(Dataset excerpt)
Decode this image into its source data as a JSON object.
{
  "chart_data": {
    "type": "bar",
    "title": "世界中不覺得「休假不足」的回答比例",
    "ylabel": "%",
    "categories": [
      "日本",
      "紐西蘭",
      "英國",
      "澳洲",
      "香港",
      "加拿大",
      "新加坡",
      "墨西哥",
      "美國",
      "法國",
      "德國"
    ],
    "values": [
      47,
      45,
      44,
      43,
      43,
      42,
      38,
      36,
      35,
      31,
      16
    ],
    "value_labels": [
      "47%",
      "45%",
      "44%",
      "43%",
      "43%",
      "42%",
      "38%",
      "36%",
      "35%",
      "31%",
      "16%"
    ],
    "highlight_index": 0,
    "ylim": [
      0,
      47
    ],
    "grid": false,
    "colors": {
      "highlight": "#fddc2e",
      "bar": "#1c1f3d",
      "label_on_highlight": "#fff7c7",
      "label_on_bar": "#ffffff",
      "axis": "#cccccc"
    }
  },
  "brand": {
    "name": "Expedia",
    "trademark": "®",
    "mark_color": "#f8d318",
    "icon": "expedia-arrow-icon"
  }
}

Task brief:
Copy the entries above exactly, leaving none out.

Answer:
Decode this image into its source data as a JSON object.
{
  "chart_data": {
    "type": "bar",
    "title": "世界中不覺得「休假不足」的回答比例",
    "ylabel": "%",
    "categories": [
      "日本",
      "紐西蘭",
      "英國",
      "澳洲",
      "香港",
      "加拿大",
      "新加坡",
      "墨西哥",
      "美國",
      "法國",
      "德國"
    ],
    "values": [
      47,
      45,
      44,
      43,
      43,
      42,
      38,
      36,
      35,
      31,
      16
    ],
    "value_labels": [
      "47%",
      "45%",
      "44%",
      "43%",
      "43%",
      "42%",
      "38%",
      "36%",
      "35%",
      "31%",
      "16%"
    ],
    "highlight_index": 0,
    "ylim": [
      0,
      47
    ],
    "grid": false,
    "colors": {
      "highlight": "#fddc2e",
      "bar": "#1c1f3d",
      "label_on_highlight": "#fff7c7",
      "label_on_bar": "#ffffff",
      "axis": "#cccccc"
    }
  },
  "brand": {
    "name": "Expedia",
    "trademark": "®",
    "mark_color": "#f8d318",
    "icon": "expedia-arrow-icon"
  }
}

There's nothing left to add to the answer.